Search the data below for the word "Profit" and copy each line that holds it.

[Records that describe figures]
[START]
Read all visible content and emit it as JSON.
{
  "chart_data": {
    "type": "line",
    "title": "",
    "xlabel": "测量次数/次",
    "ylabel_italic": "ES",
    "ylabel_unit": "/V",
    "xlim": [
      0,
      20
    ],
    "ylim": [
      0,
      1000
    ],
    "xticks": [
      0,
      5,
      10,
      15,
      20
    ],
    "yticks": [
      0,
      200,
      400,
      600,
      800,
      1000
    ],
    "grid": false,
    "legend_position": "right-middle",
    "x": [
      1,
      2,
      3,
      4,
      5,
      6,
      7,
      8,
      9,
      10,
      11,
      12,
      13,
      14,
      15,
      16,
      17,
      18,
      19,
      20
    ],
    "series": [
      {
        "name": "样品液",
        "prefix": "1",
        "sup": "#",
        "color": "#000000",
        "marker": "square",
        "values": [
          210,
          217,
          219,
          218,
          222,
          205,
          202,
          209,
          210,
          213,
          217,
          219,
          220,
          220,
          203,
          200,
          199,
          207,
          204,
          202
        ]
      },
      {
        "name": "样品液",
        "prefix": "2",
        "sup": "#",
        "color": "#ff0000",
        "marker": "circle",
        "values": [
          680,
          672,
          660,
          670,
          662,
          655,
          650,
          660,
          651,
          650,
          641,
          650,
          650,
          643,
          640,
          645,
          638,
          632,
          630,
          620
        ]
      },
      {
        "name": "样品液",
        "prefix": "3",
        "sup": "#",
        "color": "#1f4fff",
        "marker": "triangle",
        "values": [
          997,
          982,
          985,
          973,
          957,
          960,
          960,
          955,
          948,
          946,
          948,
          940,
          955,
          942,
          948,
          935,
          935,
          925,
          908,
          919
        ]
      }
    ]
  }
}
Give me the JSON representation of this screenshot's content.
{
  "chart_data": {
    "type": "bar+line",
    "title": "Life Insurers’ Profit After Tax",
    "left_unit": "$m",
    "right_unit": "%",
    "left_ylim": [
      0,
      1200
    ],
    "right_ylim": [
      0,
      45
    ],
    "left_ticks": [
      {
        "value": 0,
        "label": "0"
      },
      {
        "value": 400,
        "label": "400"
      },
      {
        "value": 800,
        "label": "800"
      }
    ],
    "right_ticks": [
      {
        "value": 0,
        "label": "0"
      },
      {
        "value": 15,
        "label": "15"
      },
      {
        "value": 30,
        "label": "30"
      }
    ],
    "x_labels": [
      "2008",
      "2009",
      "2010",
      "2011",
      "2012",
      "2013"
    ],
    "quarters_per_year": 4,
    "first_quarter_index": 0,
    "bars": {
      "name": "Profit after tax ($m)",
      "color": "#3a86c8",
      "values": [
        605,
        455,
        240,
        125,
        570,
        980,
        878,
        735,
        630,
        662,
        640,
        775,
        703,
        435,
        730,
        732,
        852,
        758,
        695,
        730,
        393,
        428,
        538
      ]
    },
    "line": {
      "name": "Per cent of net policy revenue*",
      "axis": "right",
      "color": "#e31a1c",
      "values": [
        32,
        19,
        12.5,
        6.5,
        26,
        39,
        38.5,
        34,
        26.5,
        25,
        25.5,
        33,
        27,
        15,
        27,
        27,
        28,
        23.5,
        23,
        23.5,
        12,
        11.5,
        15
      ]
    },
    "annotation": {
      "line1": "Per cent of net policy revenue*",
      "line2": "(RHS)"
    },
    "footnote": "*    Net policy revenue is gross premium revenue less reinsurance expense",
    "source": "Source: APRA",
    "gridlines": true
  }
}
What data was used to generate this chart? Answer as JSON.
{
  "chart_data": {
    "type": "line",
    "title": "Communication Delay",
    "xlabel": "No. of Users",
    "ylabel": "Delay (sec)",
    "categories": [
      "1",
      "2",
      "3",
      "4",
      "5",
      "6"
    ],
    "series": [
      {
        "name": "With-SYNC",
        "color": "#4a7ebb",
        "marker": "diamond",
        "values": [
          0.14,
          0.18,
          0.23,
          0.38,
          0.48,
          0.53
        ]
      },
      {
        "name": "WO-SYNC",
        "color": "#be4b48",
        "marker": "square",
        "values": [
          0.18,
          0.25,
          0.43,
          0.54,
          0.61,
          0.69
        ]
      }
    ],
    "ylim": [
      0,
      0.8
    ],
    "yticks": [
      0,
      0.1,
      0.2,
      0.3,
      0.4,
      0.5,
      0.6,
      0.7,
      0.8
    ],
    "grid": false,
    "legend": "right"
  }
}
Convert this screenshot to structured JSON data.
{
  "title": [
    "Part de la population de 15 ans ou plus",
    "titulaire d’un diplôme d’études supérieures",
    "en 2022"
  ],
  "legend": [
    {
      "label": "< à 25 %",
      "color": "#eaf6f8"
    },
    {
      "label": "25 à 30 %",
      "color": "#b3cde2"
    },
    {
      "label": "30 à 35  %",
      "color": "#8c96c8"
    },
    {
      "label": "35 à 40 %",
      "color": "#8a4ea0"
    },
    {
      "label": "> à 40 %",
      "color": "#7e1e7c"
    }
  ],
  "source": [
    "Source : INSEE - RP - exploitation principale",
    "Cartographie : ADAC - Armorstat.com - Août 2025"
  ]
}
[END]
### Written answer
    "title": "Life Insurers’ Profit After Tax",
      "name": "Profit after tax ($m)",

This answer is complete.